**DATASET RECORDS**
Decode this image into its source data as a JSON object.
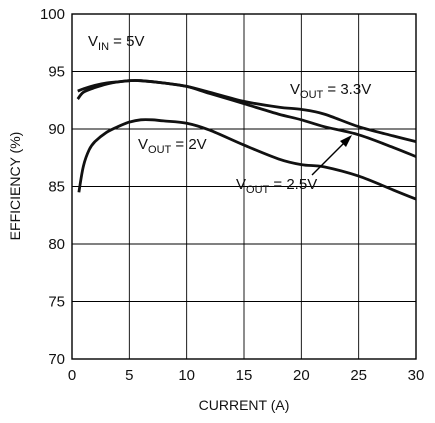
{
  "chart_data": {
    "type": "line",
    "xlabel": "CURRENT (A)",
    "ylabel": "EFFICIENCY (%)",
    "xlim": [
      0,
      30
    ],
    "ylim": [
      70,
      100
    ],
    "xticks": [
      0,
      5,
      10,
      15,
      20,
      25,
      30
    ],
    "yticks": [
      70,
      75,
      80,
      85,
      90,
      95,
      100
    ],
    "grid": true,
    "annotations": {
      "vin": {
        "main": "V",
        "sub": "IN",
        "rest": " = 5V"
      },
      "vout33": {
        "main": "V",
        "sub": "OUT",
        "rest": " = 3.3V"
      },
      "vout2": {
        "main": "V",
        "sub": "OUT",
        "rest": " = 2V"
      },
      "vout25": {
        "main": "V",
        "sub": "OUT",
        "rest": " = 2.5V"
      }
    },
    "series": [
      {
        "x": [
          0.5,
          1,
          2,
          3,
          4,
          5,
          6,
          8,
          10,
          12,
          15,
          18,
          20,
          22,
          25,
          28,
          30
        ],
        "values": [
          92.6,
          93.2,
          93.6,
          93.9,
          94.1,
          94.2,
          94.2,
          94.0,
          93.7,
          93.2,
          92.4,
          91.9,
          91.7,
          91.3,
          90.2,
          89.4,
          88.9
        ]
      },
      {
        "x": [
          0.5,
          1,
          2,
          3,
          4,
          5,
          6,
          8,
          10,
          12,
          15,
          18,
          20,
          22,
          25,
          28,
          30
        ],
        "values": [
          93.3,
          93.5,
          93.8,
          94.0,
          94.1,
          94.2,
          94.2,
          94.0,
          93.7,
          93.1,
          92.2,
          91.3,
          90.8,
          90.2,
          89.5,
          88.4,
          87.6
        ]
      },
      {
        "x": [
          0.6,
          1,
          1.5,
          2,
          3,
          4,
          5,
          6,
          7,
          8,
          10,
          12,
          15,
          18,
          20,
          22,
          25,
          28,
          30
        ],
        "values": [
          84.5,
          86.8,
          88.2,
          88.9,
          89.7,
          90.2,
          90.6,
          90.8,
          90.8,
          90.7,
          90.5,
          89.9,
          88.6,
          87.4,
          86.9,
          86.7,
          85.9,
          84.7,
          83.9
        ]
      }
    ]
  }
}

**TO BE DONE**
Return all of the entries word for word, but omit the pictures.

**FINISHED TASK**
Decode this image into its source data as a JSON object.
{
  "chart_data": {
    "type": "line",
    "xlabel": "CURRENT (A)",
    "ylabel": "EFFICIENCY (%)",
    "xlim": [
      0,
      30
    ],
    "ylim": [
      70,
      100
    ],
    "xticks": [
      0,
      5,
      10,
      15,
      20,
      25,
      30
    ],
    "yticks": [
      70,
      75,
      80,
      85,
      90,
      95,
      100
    ],
    "grid": true,
    "annotations": {
      "vin": {
        "main": "V",
        "sub": "IN",
        "rest": " = 5V"
      },
      "vout33": {
        "main": "V",
        "sub": "OUT",
        "rest": " = 3.3V"
      },
      "vout2": {
        "main": "V",
        "sub": "OUT",
        "rest": " = 2V"
      },
      "vout25": {
        "main": "V",
        "sub": "OUT",
        "rest": " = 2.5V"
      }
    },
    "series": [
      {
        "x": [
          0.5,
          1,
          2,
          3,
          4,
          5,
          6,
          8,
          10,
          12,
          15,
          18,
          20,
          22,
          25,
          28,
          30
        ],
        "values": [
          92.6,
          93.2,
          93.6,
          93.9,
          94.1,
          94.2,
          94.2,
          94.0,
          93.7,
          93.2,
          92.4,
          91.9,
          91.7,
          91.3,
          90.2,
          89.4,
          88.9
        ]
      },
      {
        "x": [
          0.5,
          1,
          2,
          3,
          4,
          5,
          6,
          8,
          10,
          12,
          15,
          18,
          20,
          22,
          25,
          28,
          30
        ],
        "values": [
          93.3,
          93.5,
          93.8,
          94.0,
          94.1,
          94.2,
          94.2,
          94.0,
          93.7,
          93.1,
          92.2,
          91.3,
          90.8,
          90.2,
          89.5,
          88.4,
          87.6
        ]
      },
      {
        "x": [
          0.6,
          1,
          1.5,
          2,
          3,
          4,
          5,
          6,
          7,
          8,
          10,
          12,
          15,
          18,
          20,
          22,
          25,
          28,
          30
        ],
        "values": [
          84.5,
          86.8,
          88.2,
          88.9,
          89.7,
          90.2,
          90.6,
          90.8,
          90.8,
          90.7,
          90.5,
          89.9,
          88.6,
          87.4,
          86.9,
          86.7,
          85.9,
          84.7,
          83.9
        ]
      }
    ]
  }
}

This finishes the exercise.